EXERCISE REQUIREMENTS – Type out every line below exactly as it reads.

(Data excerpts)

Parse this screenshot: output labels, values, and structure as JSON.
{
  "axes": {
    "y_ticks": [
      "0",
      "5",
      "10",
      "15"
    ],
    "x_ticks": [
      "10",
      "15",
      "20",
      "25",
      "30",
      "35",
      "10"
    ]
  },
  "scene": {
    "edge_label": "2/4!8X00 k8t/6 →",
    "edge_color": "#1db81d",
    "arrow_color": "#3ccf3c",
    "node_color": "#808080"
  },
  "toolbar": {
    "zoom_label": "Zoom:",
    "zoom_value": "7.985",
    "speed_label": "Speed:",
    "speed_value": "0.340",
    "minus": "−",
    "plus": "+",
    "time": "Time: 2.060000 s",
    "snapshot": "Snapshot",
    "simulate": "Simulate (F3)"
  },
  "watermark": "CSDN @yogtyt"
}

THE OUTPUT –
Parse this screenshot: output labels, values, and structure as JSON.
{
  "axes": {
    "y_ticks": [
      "0",
      "5",
      "10",
      "15"
    ],
    "x_ticks": [
      "10",
      "15",
      "20",
      "25",
      "30",
      "35",
      "10"
    ]
  },
  "scene": {
    "edge_label": "2/4!8X00 k8t/6 →",
    "edge_color": "#1db81d",
    "arrow_color": "#3ccf3c",
    "node_color": "#808080"
  },
  "toolbar": {
    "zoom_label": "Zoom:",
    "zoom_value": "7.985",
    "speed_label": "Speed:",
    "speed_value": "0.340",
    "minus": "−",
    "plus": "+",
    "time": "Time: 2.060000 s",
    "snapshot": "Snapshot",
    "simulate": "Simulate (F3)"
  },
  "watermark": "CSDN @yogtyt"
}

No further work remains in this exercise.